• Instructions for the task:
Give only a count of the lines that include the string "autres".

• Records for this task:

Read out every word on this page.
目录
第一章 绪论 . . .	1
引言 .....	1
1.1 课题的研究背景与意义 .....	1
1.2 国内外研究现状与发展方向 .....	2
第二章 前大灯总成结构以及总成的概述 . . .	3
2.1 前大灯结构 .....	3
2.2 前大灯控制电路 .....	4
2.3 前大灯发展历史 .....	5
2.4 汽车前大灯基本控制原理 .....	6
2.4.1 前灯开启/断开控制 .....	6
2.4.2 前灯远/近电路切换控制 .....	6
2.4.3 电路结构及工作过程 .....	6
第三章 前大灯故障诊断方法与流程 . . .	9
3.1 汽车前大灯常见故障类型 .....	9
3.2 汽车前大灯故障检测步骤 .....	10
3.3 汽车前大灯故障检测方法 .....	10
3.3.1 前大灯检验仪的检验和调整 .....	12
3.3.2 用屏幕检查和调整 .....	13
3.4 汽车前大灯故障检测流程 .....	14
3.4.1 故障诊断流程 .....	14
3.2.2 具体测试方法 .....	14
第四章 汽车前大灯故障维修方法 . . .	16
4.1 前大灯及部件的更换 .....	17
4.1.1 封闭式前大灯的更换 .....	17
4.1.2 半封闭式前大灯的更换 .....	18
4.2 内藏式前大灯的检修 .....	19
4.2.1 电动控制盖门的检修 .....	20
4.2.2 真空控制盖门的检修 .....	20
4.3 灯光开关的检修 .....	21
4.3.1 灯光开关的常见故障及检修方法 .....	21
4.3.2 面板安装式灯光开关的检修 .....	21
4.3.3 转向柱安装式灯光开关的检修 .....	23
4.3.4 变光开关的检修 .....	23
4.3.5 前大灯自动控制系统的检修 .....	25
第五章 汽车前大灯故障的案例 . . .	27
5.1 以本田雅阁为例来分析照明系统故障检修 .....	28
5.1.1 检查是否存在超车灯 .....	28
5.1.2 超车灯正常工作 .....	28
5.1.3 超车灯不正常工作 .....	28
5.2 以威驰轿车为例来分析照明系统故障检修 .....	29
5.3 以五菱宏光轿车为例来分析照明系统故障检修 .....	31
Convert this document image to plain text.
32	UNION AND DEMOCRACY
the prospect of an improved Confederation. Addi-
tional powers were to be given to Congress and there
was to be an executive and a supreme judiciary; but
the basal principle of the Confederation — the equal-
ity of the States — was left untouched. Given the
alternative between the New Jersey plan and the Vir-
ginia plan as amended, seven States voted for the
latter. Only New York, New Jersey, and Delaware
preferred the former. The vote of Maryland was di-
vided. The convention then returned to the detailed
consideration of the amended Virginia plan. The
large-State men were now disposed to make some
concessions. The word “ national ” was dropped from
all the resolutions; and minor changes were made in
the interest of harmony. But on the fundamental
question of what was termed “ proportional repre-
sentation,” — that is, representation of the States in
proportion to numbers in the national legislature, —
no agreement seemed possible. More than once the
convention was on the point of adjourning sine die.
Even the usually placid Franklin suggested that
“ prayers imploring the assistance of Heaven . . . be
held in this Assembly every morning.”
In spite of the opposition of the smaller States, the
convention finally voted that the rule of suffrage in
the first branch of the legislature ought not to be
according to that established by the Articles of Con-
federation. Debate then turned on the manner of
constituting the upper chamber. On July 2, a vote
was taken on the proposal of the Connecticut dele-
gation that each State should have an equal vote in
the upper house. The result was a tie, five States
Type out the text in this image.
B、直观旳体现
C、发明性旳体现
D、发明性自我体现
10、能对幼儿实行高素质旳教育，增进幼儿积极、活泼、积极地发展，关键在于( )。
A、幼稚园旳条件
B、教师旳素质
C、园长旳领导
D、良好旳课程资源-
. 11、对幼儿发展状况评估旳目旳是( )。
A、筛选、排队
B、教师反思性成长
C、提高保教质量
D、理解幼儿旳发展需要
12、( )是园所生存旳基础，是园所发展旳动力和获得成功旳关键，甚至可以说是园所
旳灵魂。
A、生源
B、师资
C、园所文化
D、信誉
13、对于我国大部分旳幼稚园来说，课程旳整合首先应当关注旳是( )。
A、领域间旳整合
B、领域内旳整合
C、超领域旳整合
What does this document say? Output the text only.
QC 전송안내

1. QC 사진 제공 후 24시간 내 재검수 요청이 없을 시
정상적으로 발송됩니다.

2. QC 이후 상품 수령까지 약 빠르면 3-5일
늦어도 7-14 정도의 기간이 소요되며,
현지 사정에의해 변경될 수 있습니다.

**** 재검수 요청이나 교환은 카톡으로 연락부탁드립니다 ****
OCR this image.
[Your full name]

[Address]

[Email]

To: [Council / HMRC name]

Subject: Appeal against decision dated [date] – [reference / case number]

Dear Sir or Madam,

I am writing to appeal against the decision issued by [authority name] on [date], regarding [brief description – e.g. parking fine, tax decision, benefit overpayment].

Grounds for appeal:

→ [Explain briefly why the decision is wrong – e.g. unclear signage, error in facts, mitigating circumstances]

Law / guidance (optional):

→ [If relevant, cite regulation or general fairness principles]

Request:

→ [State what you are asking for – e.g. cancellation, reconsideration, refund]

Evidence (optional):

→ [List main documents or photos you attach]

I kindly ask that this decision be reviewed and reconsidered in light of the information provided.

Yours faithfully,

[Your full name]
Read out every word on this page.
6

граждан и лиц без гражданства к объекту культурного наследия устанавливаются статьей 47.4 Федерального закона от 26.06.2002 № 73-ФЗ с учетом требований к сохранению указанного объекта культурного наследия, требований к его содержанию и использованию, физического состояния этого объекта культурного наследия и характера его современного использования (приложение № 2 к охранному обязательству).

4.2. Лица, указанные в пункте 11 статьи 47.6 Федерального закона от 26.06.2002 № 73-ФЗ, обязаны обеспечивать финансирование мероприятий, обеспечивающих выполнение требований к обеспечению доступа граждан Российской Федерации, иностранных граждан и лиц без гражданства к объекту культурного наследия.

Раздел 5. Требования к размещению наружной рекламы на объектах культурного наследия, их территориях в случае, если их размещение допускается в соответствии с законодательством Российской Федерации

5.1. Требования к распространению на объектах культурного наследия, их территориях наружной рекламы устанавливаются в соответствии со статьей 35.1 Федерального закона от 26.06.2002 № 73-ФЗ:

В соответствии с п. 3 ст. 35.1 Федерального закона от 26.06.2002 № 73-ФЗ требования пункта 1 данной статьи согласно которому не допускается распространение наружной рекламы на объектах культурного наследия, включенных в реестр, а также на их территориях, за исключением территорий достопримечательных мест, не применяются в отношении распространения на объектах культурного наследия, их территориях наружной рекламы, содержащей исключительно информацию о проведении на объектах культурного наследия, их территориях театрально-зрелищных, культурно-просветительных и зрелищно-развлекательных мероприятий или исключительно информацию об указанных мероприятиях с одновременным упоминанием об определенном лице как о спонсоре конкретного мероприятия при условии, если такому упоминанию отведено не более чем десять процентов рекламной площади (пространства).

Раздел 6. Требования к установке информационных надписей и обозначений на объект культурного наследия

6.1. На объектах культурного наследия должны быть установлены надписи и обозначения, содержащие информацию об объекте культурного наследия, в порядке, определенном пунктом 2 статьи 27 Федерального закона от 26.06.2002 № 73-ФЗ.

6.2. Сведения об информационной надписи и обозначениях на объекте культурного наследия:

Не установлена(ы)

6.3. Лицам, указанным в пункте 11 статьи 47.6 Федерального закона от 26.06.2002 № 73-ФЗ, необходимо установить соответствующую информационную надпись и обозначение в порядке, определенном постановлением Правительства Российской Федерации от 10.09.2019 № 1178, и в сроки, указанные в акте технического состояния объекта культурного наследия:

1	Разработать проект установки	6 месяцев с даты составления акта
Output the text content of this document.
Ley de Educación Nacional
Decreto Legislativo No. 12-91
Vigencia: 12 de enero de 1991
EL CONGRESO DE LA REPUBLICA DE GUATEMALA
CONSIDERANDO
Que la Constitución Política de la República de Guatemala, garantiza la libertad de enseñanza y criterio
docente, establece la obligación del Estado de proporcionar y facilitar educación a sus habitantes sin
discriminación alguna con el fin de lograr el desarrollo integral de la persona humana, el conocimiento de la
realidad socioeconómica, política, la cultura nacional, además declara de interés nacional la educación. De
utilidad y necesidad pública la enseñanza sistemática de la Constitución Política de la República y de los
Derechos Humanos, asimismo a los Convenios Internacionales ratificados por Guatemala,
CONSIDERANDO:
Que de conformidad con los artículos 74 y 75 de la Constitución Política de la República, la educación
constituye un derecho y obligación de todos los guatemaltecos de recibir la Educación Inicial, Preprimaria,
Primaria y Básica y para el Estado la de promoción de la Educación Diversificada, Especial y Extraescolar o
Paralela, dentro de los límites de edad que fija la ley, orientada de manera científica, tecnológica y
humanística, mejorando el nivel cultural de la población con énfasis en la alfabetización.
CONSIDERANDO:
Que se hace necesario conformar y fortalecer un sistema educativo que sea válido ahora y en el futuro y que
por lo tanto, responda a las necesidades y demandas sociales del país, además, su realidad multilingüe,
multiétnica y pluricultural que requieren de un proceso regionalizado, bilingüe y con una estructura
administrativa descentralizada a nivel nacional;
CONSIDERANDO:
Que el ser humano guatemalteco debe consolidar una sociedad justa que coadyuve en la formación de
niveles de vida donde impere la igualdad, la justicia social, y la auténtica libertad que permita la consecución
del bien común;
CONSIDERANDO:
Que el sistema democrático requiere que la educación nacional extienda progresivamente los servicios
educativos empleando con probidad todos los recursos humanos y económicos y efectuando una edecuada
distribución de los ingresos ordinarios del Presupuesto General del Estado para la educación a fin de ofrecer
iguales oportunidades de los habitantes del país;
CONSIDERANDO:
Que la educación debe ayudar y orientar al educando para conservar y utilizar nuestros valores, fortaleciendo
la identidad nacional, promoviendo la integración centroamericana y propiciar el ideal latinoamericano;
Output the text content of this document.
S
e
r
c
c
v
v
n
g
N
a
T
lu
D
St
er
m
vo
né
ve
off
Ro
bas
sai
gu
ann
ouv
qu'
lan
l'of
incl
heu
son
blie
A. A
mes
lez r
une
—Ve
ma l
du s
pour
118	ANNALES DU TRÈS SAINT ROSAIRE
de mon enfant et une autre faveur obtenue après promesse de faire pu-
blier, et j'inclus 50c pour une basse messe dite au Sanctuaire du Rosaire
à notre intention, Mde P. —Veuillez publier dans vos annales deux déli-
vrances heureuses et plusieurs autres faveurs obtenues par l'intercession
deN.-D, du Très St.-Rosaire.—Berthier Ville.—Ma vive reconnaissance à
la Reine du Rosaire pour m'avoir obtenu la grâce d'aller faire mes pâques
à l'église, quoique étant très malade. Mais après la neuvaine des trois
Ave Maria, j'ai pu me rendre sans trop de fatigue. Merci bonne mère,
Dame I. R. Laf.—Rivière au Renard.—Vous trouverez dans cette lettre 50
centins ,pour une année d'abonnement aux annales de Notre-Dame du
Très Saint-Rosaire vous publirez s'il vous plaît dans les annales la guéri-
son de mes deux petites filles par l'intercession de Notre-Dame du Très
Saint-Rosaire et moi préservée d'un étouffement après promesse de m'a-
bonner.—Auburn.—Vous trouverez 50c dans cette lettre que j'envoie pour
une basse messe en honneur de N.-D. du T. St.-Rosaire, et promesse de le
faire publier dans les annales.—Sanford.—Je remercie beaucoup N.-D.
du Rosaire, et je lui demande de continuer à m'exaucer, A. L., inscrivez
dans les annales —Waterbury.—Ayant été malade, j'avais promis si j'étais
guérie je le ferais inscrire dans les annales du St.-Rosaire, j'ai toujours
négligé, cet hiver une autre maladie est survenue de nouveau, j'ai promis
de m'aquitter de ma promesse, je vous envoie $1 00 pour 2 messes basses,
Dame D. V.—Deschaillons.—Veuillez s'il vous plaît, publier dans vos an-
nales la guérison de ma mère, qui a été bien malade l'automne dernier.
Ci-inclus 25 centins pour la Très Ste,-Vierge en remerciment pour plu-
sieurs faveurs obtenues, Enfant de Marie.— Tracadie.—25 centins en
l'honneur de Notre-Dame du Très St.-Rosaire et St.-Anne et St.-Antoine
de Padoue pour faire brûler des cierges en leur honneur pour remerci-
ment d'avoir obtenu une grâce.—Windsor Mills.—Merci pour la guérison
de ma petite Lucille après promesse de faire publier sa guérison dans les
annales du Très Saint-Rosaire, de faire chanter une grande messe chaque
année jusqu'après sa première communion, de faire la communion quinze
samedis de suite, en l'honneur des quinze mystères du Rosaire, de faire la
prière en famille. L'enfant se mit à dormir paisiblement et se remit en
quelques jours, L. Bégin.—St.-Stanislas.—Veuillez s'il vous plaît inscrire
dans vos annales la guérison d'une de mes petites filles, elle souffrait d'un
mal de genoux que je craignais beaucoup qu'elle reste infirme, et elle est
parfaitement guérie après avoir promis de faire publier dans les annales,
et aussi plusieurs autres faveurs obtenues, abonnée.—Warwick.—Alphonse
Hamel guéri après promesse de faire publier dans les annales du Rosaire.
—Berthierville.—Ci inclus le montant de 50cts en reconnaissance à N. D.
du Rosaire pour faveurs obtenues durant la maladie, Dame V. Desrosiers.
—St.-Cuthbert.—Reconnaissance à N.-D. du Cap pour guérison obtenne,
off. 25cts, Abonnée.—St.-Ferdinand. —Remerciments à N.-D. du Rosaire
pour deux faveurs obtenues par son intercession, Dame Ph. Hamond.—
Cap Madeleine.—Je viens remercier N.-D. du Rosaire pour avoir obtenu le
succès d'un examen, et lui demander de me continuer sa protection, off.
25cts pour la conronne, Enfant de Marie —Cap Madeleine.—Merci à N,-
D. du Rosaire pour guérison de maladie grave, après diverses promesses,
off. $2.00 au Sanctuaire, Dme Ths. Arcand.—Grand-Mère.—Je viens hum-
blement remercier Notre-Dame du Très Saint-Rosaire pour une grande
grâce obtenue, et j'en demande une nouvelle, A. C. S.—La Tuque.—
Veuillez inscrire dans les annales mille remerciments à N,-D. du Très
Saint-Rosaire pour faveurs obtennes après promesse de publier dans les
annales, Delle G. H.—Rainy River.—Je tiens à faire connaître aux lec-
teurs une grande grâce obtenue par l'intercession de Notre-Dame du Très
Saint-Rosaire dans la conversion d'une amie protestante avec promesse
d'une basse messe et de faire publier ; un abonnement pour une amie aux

• Answer to this task:
2